## RECORDS FOR PROCESSING
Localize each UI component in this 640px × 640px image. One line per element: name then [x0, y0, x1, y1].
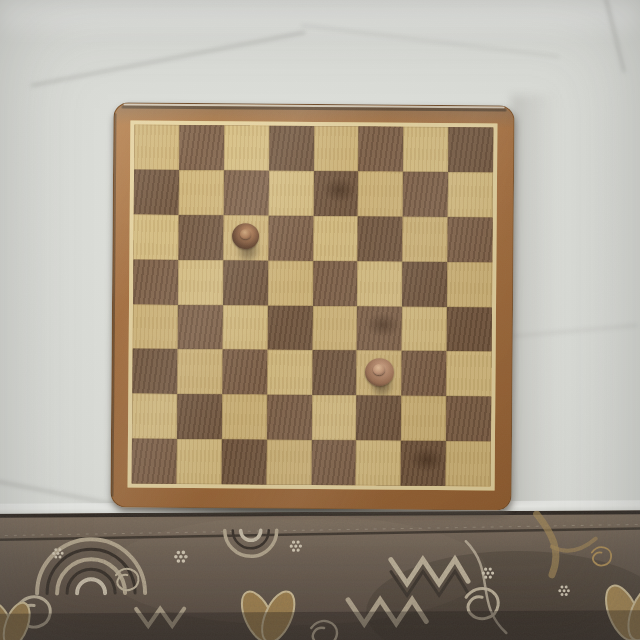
- board-square: [221, 439, 266, 484]
- board-square: [133, 304, 178, 349]
- board-square: [446, 351, 491, 396]
- board-square: [177, 349, 222, 394]
- board-square: [448, 127, 493, 172]
- board-square: [446, 441, 491, 486]
- board-square: [403, 172, 448, 217]
- board-square: [223, 170, 268, 215]
- board-square: [132, 394, 177, 439]
- board-square: [447, 217, 492, 262]
- sheet-shade-right-of-board: [511, 95, 557, 510]
- board-square: [177, 394, 222, 439]
- board-square: [402, 306, 447, 351]
- board-square: [178, 260, 223, 305]
- board-square: [401, 441, 446, 486]
- board-square: [314, 126, 359, 171]
- board-square: [222, 350, 267, 395]
- board-square: [447, 262, 492, 307]
- board-square: [222, 395, 267, 440]
- photo-scene: [0, 0, 640, 640]
- board-square: [402, 351, 447, 396]
- board-square: [132, 439, 177, 484]
- board-inlay-border: [128, 121, 498, 491]
- chessboard: [110, 102, 514, 510]
- board-square: [267, 305, 312, 350]
- board-square: [268, 215, 313, 260]
- board-square: [403, 127, 448, 172]
- chess-grid: [132, 125, 494, 487]
- board-square: [176, 439, 221, 484]
- board-square: [222, 305, 267, 350]
- board-square: [403, 216, 448, 261]
- board-square: [401, 396, 446, 441]
- board-square: [357, 351, 402, 396]
- couch-fabric: [0, 510, 640, 640]
- board-square: [356, 440, 401, 485]
- board-left-edge-shadow: [112, 113, 117, 496]
- board-square: [402, 261, 447, 306]
- sheet-fold: [0, 480, 118, 506]
- board-square: [358, 216, 403, 261]
- board-square: [134, 125, 179, 170]
- board-square: [446, 396, 491, 441]
- board-square: [268, 260, 313, 305]
- board-square: [357, 261, 402, 306]
- board-square: [448, 172, 493, 217]
- board-square: [267, 350, 312, 395]
- board-square: [178, 215, 223, 260]
- board-square: [311, 395, 356, 440]
- board-square: [132, 349, 177, 394]
- board-square: [313, 171, 358, 216]
- board-square: [313, 216, 358, 261]
- board-square: [223, 260, 268, 305]
- black-pawn: [232, 223, 259, 249]
- board-square: [133, 259, 178, 304]
- board-square: [312, 306, 357, 351]
- board-square: [224, 125, 269, 170]
- board-square: [269, 126, 314, 171]
- board-square: [179, 125, 224, 170]
- board-square: [268, 171, 313, 216]
- board-square: [358, 171, 403, 216]
- white-pawn: [365, 358, 394, 386]
- board-square: [357, 306, 402, 351]
- board-square: [356, 396, 401, 441]
- board-square: [312, 350, 357, 395]
- board-square: [313, 261, 358, 306]
- board-square: [447, 307, 492, 352]
- board-square: [133, 214, 178, 259]
- board-square: [267, 395, 312, 440]
- board-square: [266, 440, 311, 485]
- board-square: [134, 169, 179, 214]
- board-square: [223, 215, 268, 260]
- board-square: [358, 126, 403, 171]
- board-square: [178, 304, 223, 349]
- sheet-fold: [30, 31, 305, 86]
- board-square: [311, 440, 356, 485]
- board-square: [179, 170, 224, 215]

## WHAT IS ASKED
Copy all of the records above verbatim, omitting the pictures.

## REPLY
Localize each UI component in this 640px × 640px image. One line per element: name then [x0, y0, x1, y1].
- board-square: [221, 439, 266, 484]
- board-square: [133, 304, 178, 349]
- board-square: [446, 351, 491, 396]
- board-square: [177, 349, 222, 394]
- board-square: [448, 127, 493, 172]
- board-square: [446, 441, 491, 486]
- board-square: [403, 172, 448, 217]
- board-square: [223, 170, 268, 215]
- board-square: [132, 394, 177, 439]
- board-square: [447, 217, 492, 262]
- sheet-shade-right-of-board: [511, 95, 557, 510]
- board-square: [177, 394, 222, 439]
- board-square: [402, 306, 447, 351]
- board-square: [178, 260, 223, 305]
- board-square: [401, 441, 446, 486]
- board-square: [314, 126, 359, 171]
- board-square: [222, 350, 267, 395]
- board-square: [447, 262, 492, 307]
- board-square: [222, 395, 267, 440]
- photo-scene: [0, 0, 640, 640]
- board-square: [402, 351, 447, 396]
- board-square: [132, 439, 177, 484]
- board-inlay-border: [128, 121, 498, 491]
- chessboard: [110, 102, 514, 510]
- board-square: [267, 305, 312, 350]
- board-square: [268, 215, 313, 260]
- board-square: [403, 127, 448, 172]
- chess-grid: [132, 125, 494, 487]
- board-square: [176, 439, 221, 484]
- board-square: [222, 305, 267, 350]
- board-square: [403, 216, 448, 261]
- board-square: [401, 396, 446, 441]
- board-square: [357, 351, 402, 396]
- couch-fabric: [0, 510, 640, 640]
- board-square: [356, 440, 401, 485]
- board-left-edge-shadow: [112, 113, 117, 496]
- board-square: [402, 261, 447, 306]
- sheet-fold: [0, 480, 118, 506]
- board-square: [358, 216, 403, 261]
- board-square: [134, 125, 179, 170]
- board-square: [446, 396, 491, 441]
- board-square: [268, 260, 313, 305]
- board-square: [357, 261, 402, 306]
- board-square: [448, 172, 493, 217]
- board-square: [267, 350, 312, 395]
- board-square: [178, 215, 223, 260]
- board-square: [311, 395, 356, 440]
- board-square: [132, 349, 177, 394]
- board-square: [313, 171, 358, 216]
- board-square: [313, 216, 358, 261]
- board-square: [223, 260, 268, 305]
- black-pawn: [232, 223, 259, 249]
- board-square: [133, 259, 178, 304]
- board-square: [312, 306, 357, 351]
- board-square: [224, 125, 269, 170]
- board-square: [269, 126, 314, 171]
- board-square: [179, 125, 224, 170]
- board-square: [268, 171, 313, 216]
- board-square: [358, 171, 403, 216]
- white-pawn: [365, 358, 394, 386]
- board-square: [357, 306, 402, 351]
- board-square: [356, 396, 401, 441]
- board-square: [312, 350, 357, 395]
- board-square: [313, 261, 358, 306]
- board-square: [447, 307, 492, 352]
- board-square: [133, 214, 178, 259]
- board-square: [267, 395, 312, 440]
- board-square: [266, 440, 311, 485]
- board-square: [134, 169, 179, 214]
- board-square: [223, 215, 268, 260]
- board-square: [358, 126, 403, 171]
- board-square: [178, 304, 223, 349]
- sheet-fold: [30, 31, 305, 86]
- board-square: [311, 440, 356, 485]
- board-square: [179, 170, 224, 215]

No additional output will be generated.